[Your task]:
Each record below is to be copied word for word, with pictures removed.

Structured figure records
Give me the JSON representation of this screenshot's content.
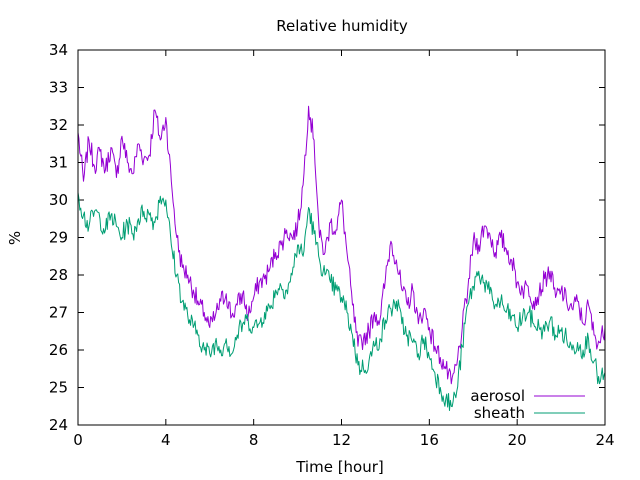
{
  "chart_data": {
    "type": "line",
    "title": "Relative humidity",
    "xlabel": "Time [hour]",
    "ylabel": "%",
    "xlim": [
      0,
      24
    ],
    "ylim": [
      24,
      34
    ],
    "xticks": [
      0,
      4,
      8,
      12,
      16,
      20,
      24
    ],
    "yticks": [
      24,
      25,
      26,
      27,
      28,
      29,
      30,
      31,
      32,
      33,
      34
    ],
    "grid": false,
    "legend_position": "bottom-right",
    "series": [
      {
        "name": "aerosol",
        "color": "#9400d3",
        "x": [
          0,
          0.25,
          0.5,
          0.75,
          1,
          1.25,
          1.5,
          1.75,
          2,
          2.25,
          2.5,
          2.75,
          3,
          3.25,
          3.5,
          3.75,
          4,
          4.25,
          4.5,
          4.75,
          5,
          5.25,
          5.5,
          5.75,
          6,
          6.25,
          6.5,
          6.75,
          7,
          7.25,
          7.5,
          7.75,
          8,
          8.25,
          8.5,
          8.75,
          9,
          9.25,
          9.5,
          9.75,
          10,
          10.25,
          10.5,
          10.75,
          11,
          11.25,
          11.5,
          11.75,
          12,
          12.25,
          12.5,
          12.75,
          13,
          13.25,
          13.5,
          13.75,
          14,
          14.25,
          14.5,
          14.75,
          15,
          15.25,
          15.5,
          15.75,
          16,
          16.25,
          16.5,
          16.75,
          17,
          17.25,
          17.5,
          17.75,
          18,
          18.25,
          18.5,
          18.75,
          19,
          19.25,
          19.5,
          19.75,
          20,
          20.25,
          20.5,
          20.75,
          21,
          21.25,
          21.5,
          21.75,
          22,
          22.25,
          22.5,
          22.75,
          23,
          23.25,
          23.5,
          23.75,
          24
        ],
        "y": [
          31.8,
          30.5,
          31.6,
          30.9,
          31.3,
          30.8,
          31.4,
          30.6,
          31.7,
          31.0,
          30.7,
          31.5,
          31.1,
          31.2,
          32.4,
          31.6,
          32.2,
          30.5,
          29.0,
          28.2,
          28.0,
          27.6,
          27.2,
          27.0,
          26.6,
          26.9,
          27.3,
          27.5,
          26.9,
          27.2,
          27.5,
          26.9,
          27.4,
          27.8,
          27.9,
          28.2,
          28.6,
          28.8,
          29.2,
          29.0,
          29.3,
          30.4,
          32.5,
          31.6,
          29.0,
          28.6,
          29.4,
          29.2,
          30.0,
          28.6,
          27.2,
          26.1,
          26.3,
          26.5,
          27.0,
          26.8,
          27.9,
          28.9,
          28.4,
          27.6,
          27.2,
          27.6,
          26.7,
          27.1,
          26.6,
          26.1,
          25.8,
          25.5,
          25.1,
          25.6,
          26.6,
          27.6,
          28.9,
          28.8,
          29.3,
          29.1,
          28.6,
          29.0,
          28.7,
          28.4,
          27.8,
          27.6,
          27.7,
          27.3,
          27.5,
          27.9,
          28.1,
          27.4,
          27.6,
          27.3,
          27.1,
          27.3,
          26.7,
          27.2,
          26.4,
          26.2,
          26.6
        ]
      },
      {
        "name": "sheath",
        "color": "#009e73",
        "x": [
          0,
          0.25,
          0.5,
          0.75,
          1,
          1.25,
          1.5,
          1.75,
          2,
          2.25,
          2.5,
          2.75,
          3,
          3.25,
          3.5,
          3.75,
          4,
          4.25,
          4.5,
          4.75,
          5,
          5.25,
          5.5,
          5.75,
          6,
          6.25,
          6.5,
          6.75,
          7,
          7.25,
          7.5,
          7.75,
          8,
          8.25,
          8.5,
          8.75,
          9,
          9.25,
          9.5,
          9.75,
          10,
          10.25,
          10.5,
          10.75,
          11,
          11.25,
          11.5,
          11.75,
          12,
          12.25,
          12.5,
          12.75,
          13,
          13.25,
          13.5,
          13.75,
          14,
          14.25,
          14.5,
          14.75,
          15,
          15.25,
          15.5,
          15.75,
          16,
          16.25,
          16.5,
          16.75,
          17,
          17.25,
          17.5,
          17.75,
          18,
          18.25,
          18.5,
          18.75,
          19,
          19.25,
          19.5,
          19.75,
          20,
          20.25,
          20.5,
          20.75,
          21,
          21.25,
          21.5,
          21.75,
          22,
          22.25,
          22.5,
          22.75,
          23,
          23.25,
          23.5,
          23.75,
          24
        ],
        "y": [
          30.2,
          29.6,
          29.3,
          29.7,
          29.5,
          29.2,
          29.6,
          29.3,
          29.0,
          29.4,
          29.1,
          29.5,
          29.7,
          29.6,
          29.4,
          30.1,
          30.0,
          28.8,
          28.0,
          27.3,
          26.9,
          26.6,
          26.4,
          26.0,
          25.9,
          26.2,
          26.0,
          26.3,
          25.9,
          26.4,
          26.7,
          26.8,
          26.6,
          26.7,
          27.0,
          27.1,
          27.6,
          27.7,
          27.6,
          28.0,
          28.8,
          28.5,
          29.8,
          29.1,
          28.4,
          28.0,
          27.8,
          27.6,
          27.4,
          27.0,
          26.4,
          25.6,
          25.5,
          25.7,
          26.1,
          26.3,
          26.8,
          27.1,
          27.3,
          26.7,
          26.4,
          26.2,
          25.9,
          26.3,
          25.8,
          25.4,
          25.0,
          24.7,
          24.5,
          24.9,
          26.1,
          27.2,
          27.7,
          28.1,
          27.8,
          27.5,
          27.2,
          27.3,
          27.0,
          26.9,
          26.6,
          26.9,
          27.0,
          26.7,
          26.6,
          26.5,
          26.8,
          26.4,
          26.5,
          26.3,
          26.0,
          26.2,
          26.0,
          26.3,
          25.7,
          25.1,
          25.4
        ]
      }
    ]
  }
}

[Task solution]:
Give me the JSON representation of this screenshot's content.
{
  "chart_data": {
    "type": "line",
    "title": "Relative humidity",
    "xlabel": "Time [hour]",
    "ylabel": "%",
    "xlim": [
      0,
      24
    ],
    "ylim": [
      24,
      34
    ],
    "xticks": [
      0,
      4,
      8,
      12,
      16,
      20,
      24
    ],
    "yticks": [
      24,
      25,
      26,
      27,
      28,
      29,
      30,
      31,
      32,
      33,
      34
    ],
    "grid": false,
    "legend_position": "bottom-right",
    "series": [
      {
        "name": "aerosol",
        "color": "#9400d3",
        "x": [
          0,
          0.25,
          0.5,
          0.75,
          1,
          1.25,
          1.5,
          1.75,
          2,
          2.25,
          2.5,
          2.75,
          3,
          3.25,
          3.5,
          3.75,
          4,
          4.25,
          4.5,
          4.75,
          5,
          5.25,
          5.5,
          5.75,
          6,
          6.25,
          6.5,
          6.75,
          7,
          7.25,
          7.5,
          7.75,
          8,
          8.25,
          8.5,
          8.75,
          9,
          9.25,
          9.5,
          9.75,
          10,
          10.25,
          10.5,
          10.75,
          11,
          11.25,
          11.5,
          11.75,
          12,
          12.25,
          12.5,
          12.75,
          13,
          13.25,
          13.5,
          13.75,
          14,
          14.25,
          14.5,
          14.75,
          15,
          15.25,
          15.5,
          15.75,
          16,
          16.25,
          16.5,
          16.75,
          17,
          17.25,
          17.5,
          17.75,
          18,
          18.25,
          18.5,
          18.75,
          19,
          19.25,
          19.5,
          19.75,
          20,
          20.25,
          20.5,
          20.75,
          21,
          21.25,
          21.5,
          21.75,
          22,
          22.25,
          22.5,
          22.75,
          23,
          23.25,
          23.5,
          23.75,
          24
        ],
        "y": [
          31.8,
          30.5,
          31.6,
          30.9,
          31.3,
          30.8,
          31.4,
          30.6,
          31.7,
          31.0,
          30.7,
          31.5,
          31.1,
          31.2,
          32.4,
          31.6,
          32.2,
          30.5,
          29.0,
          28.2,
          28.0,
          27.6,
          27.2,
          27.0,
          26.6,
          26.9,
          27.3,
          27.5,
          26.9,
          27.2,
          27.5,
          26.9,
          27.4,
          27.8,
          27.9,
          28.2,
          28.6,
          28.8,
          29.2,
          29.0,
          29.3,
          30.4,
          32.5,
          31.6,
          29.0,
          28.6,
          29.4,
          29.2,
          30.0,
          28.6,
          27.2,
          26.1,
          26.3,
          26.5,
          27.0,
          26.8,
          27.9,
          28.9,
          28.4,
          27.6,
          27.2,
          27.6,
          26.7,
          27.1,
          26.6,
          26.1,
          25.8,
          25.5,
          25.1,
          25.6,
          26.6,
          27.6,
          28.9,
          28.8,
          29.3,
          29.1,
          28.6,
          29.0,
          28.7,
          28.4,
          27.8,
          27.6,
          27.7,
          27.3,
          27.5,
          27.9,
          28.1,
          27.4,
          27.6,
          27.3,
          27.1,
          27.3,
          26.7,
          27.2,
          26.4,
          26.2,
          26.6
        ]
      },
      {
        "name": "sheath",
        "color": "#009e73",
        "x": [
          0,
          0.25,
          0.5,
          0.75,
          1,
          1.25,
          1.5,
          1.75,
          2,
          2.25,
          2.5,
          2.75,
          3,
          3.25,
          3.5,
          3.75,
          4,
          4.25,
          4.5,
          4.75,
          5,
          5.25,
          5.5,
          5.75,
          6,
          6.25,
          6.5,
          6.75,
          7,
          7.25,
          7.5,
          7.75,
          8,
          8.25,
          8.5,
          8.75,
          9,
          9.25,
          9.5,
          9.75,
          10,
          10.25,
          10.5,
          10.75,
          11,
          11.25,
          11.5,
          11.75,
          12,
          12.25,
          12.5,
          12.75,
          13,
          13.25,
          13.5,
          13.75,
          14,
          14.25,
          14.5,
          14.75,
          15,
          15.25,
          15.5,
          15.75,
          16,
          16.25,
          16.5,
          16.75,
          17,
          17.25,
          17.5,
          17.75,
          18,
          18.25,
          18.5,
          18.75,
          19,
          19.25,
          19.5,
          19.75,
          20,
          20.25,
          20.5,
          20.75,
          21,
          21.25,
          21.5,
          21.75,
          22,
          22.25,
          22.5,
          22.75,
          23,
          23.25,
          23.5,
          23.75,
          24
        ],
        "y": [
          30.2,
          29.6,
          29.3,
          29.7,
          29.5,
          29.2,
          29.6,
          29.3,
          29.0,
          29.4,
          29.1,
          29.5,
          29.7,
          29.6,
          29.4,
          30.1,
          30.0,
          28.8,
          28.0,
          27.3,
          26.9,
          26.6,
          26.4,
          26.0,
          25.9,
          26.2,
          26.0,
          26.3,
          25.9,
          26.4,
          26.7,
          26.8,
          26.6,
          26.7,
          27.0,
          27.1,
          27.6,
          27.7,
          27.6,
          28.0,
          28.8,
          28.5,
          29.8,
          29.1,
          28.4,
          28.0,
          27.8,
          27.6,
          27.4,
          27.0,
          26.4,
          25.6,
          25.5,
          25.7,
          26.1,
          26.3,
          26.8,
          27.1,
          27.3,
          26.7,
          26.4,
          26.2,
          25.9,
          26.3,
          25.8,
          25.4,
          25.0,
          24.7,
          24.5,
          24.9,
          26.1,
          27.2,
          27.7,
          28.1,
          27.8,
          27.5,
          27.2,
          27.3,
          27.0,
          26.9,
          26.6,
          26.9,
          27.0,
          26.7,
          26.6,
          26.5,
          26.8,
          26.4,
          26.5,
          26.3,
          26.0,
          26.2,
          26.0,
          26.3,
          25.7,
          25.1,
          25.4
        ]
      }
    ]
  }
}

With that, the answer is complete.